▶ _REQUEST_: Tally the lines holding the word "alle" and state the count by itself.

▶ _SUPPLIED MATERIAL_:
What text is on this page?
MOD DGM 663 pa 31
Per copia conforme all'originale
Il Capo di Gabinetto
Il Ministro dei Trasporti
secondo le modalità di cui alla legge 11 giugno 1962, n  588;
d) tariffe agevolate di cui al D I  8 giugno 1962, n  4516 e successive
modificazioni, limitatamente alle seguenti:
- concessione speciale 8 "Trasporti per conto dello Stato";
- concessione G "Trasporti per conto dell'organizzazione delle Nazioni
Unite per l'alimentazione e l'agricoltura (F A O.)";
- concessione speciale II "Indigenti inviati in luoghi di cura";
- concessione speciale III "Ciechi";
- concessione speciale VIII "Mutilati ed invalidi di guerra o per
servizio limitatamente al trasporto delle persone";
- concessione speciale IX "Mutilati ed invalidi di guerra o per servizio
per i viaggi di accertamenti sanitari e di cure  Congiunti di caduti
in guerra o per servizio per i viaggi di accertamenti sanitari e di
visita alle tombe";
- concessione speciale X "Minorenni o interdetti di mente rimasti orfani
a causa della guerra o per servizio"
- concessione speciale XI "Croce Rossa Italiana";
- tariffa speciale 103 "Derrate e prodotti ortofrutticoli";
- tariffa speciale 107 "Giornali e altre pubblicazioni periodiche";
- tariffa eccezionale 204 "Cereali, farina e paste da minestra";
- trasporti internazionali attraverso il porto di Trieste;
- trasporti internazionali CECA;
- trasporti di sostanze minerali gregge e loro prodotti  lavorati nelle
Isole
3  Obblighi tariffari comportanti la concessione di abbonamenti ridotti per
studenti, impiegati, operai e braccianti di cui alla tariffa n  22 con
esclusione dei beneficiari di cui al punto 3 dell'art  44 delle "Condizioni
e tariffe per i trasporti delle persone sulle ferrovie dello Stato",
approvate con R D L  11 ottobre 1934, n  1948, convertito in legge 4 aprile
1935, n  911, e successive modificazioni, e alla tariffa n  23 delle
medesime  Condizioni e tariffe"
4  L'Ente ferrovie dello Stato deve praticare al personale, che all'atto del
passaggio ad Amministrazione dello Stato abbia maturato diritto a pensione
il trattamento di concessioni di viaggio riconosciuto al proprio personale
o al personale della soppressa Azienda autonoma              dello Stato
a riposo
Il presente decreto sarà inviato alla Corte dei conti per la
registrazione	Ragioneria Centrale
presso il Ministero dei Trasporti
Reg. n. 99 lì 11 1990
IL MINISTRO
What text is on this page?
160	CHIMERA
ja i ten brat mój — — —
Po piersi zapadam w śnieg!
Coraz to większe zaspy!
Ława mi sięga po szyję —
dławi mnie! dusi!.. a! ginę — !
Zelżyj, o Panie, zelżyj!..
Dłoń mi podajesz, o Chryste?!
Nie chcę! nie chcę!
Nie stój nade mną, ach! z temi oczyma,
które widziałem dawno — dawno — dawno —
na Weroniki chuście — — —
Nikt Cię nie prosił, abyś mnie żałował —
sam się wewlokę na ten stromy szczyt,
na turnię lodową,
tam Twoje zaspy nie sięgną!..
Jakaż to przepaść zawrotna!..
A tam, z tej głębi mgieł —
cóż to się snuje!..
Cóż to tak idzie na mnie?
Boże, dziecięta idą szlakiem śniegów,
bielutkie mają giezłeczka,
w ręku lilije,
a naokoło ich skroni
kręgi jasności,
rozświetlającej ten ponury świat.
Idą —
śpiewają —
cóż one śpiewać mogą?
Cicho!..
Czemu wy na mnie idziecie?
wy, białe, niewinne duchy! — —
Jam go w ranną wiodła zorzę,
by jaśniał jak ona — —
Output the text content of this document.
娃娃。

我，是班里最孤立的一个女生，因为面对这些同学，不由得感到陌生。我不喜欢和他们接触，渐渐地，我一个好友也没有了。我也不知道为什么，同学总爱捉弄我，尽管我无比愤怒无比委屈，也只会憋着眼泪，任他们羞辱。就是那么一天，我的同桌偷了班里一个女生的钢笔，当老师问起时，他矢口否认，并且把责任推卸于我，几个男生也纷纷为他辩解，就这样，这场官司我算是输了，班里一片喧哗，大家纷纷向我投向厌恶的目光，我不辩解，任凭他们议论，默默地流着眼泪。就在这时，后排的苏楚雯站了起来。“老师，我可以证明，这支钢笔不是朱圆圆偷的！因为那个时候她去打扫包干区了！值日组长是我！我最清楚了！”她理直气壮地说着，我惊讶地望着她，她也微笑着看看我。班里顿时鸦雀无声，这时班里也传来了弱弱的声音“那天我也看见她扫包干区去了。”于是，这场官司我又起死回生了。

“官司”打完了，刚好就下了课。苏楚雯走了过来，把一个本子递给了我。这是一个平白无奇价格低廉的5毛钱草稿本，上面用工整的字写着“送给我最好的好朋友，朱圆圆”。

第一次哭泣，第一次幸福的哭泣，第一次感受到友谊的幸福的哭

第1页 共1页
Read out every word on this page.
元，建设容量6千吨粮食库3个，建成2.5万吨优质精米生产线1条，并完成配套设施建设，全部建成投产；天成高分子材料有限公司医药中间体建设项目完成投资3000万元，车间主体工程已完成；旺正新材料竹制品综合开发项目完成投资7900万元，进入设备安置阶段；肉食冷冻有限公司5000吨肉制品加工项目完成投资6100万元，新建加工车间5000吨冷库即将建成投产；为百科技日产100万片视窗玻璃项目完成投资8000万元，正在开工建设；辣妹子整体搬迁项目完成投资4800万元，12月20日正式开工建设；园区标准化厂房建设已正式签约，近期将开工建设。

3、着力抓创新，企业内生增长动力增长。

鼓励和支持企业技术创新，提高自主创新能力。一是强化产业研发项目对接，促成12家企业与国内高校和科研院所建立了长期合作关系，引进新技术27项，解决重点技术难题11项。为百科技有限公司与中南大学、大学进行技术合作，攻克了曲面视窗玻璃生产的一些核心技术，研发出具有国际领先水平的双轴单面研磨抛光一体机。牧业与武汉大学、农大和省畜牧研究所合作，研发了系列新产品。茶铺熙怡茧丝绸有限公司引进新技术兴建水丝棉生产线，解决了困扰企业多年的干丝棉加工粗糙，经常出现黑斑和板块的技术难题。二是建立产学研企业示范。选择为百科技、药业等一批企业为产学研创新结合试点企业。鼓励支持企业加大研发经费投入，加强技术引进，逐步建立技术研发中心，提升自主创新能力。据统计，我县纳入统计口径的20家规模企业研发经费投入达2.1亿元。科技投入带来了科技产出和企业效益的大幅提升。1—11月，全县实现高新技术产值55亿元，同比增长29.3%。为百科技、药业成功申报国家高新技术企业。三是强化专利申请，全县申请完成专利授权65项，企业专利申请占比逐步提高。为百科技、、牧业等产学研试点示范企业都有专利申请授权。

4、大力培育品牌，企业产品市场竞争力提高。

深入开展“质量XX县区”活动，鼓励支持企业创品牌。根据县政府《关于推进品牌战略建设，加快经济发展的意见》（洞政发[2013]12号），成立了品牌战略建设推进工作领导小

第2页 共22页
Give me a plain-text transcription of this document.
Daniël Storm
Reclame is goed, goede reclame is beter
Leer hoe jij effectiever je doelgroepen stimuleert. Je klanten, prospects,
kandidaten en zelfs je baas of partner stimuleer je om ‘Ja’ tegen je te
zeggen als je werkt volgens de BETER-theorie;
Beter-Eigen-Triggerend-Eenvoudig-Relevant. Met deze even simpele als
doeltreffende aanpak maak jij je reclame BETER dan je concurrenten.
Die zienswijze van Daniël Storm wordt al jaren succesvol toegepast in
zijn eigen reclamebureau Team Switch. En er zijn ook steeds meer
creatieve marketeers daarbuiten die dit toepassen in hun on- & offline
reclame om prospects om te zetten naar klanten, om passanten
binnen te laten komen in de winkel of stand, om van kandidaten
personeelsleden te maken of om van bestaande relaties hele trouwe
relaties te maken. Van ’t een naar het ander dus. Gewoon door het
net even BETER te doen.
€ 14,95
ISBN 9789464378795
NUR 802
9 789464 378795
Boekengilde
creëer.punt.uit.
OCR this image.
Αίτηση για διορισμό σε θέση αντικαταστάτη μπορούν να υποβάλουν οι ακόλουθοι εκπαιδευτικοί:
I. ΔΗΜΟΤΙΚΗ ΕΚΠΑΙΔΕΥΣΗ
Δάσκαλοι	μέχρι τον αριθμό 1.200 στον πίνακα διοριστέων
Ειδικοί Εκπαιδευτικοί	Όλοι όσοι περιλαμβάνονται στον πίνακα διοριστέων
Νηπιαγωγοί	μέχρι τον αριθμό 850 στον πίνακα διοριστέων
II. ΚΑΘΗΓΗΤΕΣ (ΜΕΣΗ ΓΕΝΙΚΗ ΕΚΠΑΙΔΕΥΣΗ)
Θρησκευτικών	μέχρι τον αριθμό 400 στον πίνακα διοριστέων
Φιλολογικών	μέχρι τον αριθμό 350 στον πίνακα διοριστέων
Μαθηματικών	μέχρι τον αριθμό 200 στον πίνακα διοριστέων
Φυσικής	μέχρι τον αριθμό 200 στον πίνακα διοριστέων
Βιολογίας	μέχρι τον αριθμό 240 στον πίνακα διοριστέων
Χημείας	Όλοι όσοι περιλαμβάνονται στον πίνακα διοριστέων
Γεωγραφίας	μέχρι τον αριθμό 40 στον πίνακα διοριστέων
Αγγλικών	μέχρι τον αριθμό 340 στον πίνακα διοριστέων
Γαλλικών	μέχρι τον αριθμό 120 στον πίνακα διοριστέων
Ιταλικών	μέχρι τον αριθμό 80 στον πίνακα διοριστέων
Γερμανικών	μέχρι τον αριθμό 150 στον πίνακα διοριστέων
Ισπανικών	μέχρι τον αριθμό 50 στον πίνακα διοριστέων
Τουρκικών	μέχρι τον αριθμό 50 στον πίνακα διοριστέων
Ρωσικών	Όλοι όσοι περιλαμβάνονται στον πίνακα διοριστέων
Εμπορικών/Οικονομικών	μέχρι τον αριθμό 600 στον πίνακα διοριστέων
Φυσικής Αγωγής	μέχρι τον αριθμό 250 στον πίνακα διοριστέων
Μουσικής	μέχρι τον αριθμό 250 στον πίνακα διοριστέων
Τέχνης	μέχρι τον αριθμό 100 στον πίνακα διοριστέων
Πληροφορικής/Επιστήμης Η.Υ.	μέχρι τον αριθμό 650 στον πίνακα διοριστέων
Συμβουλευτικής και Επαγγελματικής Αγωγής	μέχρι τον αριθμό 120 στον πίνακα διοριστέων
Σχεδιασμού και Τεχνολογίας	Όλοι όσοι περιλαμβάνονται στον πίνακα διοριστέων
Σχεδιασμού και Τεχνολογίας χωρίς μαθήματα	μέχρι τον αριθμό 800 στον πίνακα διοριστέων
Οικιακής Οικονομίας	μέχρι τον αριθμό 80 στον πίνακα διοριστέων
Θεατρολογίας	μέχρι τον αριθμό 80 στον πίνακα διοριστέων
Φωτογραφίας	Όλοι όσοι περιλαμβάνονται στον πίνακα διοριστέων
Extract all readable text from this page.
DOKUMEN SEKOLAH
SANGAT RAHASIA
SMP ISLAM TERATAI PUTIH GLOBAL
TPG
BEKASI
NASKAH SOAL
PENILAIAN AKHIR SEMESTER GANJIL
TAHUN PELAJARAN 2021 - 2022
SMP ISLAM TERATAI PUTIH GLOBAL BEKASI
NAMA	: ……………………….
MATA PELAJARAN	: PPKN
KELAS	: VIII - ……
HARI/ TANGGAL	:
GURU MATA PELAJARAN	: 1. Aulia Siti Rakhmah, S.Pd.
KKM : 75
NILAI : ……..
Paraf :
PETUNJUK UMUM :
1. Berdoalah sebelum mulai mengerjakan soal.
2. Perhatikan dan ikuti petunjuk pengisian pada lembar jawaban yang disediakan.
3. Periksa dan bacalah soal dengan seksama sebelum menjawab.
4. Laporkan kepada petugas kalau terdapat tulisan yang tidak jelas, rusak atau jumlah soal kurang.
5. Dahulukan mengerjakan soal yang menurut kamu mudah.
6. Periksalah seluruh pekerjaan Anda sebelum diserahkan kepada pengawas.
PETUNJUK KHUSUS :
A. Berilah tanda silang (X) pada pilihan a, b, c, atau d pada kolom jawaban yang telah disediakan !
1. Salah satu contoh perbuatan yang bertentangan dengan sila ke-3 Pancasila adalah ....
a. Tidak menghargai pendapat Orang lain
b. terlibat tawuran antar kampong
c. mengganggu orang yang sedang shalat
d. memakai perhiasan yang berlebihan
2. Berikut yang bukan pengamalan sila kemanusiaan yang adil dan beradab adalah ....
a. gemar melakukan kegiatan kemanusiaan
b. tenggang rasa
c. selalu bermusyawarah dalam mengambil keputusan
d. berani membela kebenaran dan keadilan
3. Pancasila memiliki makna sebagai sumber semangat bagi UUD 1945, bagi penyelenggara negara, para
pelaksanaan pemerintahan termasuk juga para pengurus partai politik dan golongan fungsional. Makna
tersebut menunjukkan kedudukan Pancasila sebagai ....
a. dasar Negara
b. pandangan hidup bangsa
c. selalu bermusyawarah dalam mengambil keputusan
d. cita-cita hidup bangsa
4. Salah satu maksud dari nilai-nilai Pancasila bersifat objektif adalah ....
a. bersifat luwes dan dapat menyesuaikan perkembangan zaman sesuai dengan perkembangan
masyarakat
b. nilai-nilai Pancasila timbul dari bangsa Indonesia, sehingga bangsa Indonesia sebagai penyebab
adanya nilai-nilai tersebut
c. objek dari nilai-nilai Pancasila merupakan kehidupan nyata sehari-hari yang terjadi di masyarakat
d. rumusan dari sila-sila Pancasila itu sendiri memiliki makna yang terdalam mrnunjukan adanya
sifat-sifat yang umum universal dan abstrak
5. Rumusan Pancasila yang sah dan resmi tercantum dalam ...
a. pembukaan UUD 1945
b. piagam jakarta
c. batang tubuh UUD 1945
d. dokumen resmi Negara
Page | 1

▶ _ANSWER TO THE EXERCISE_: 2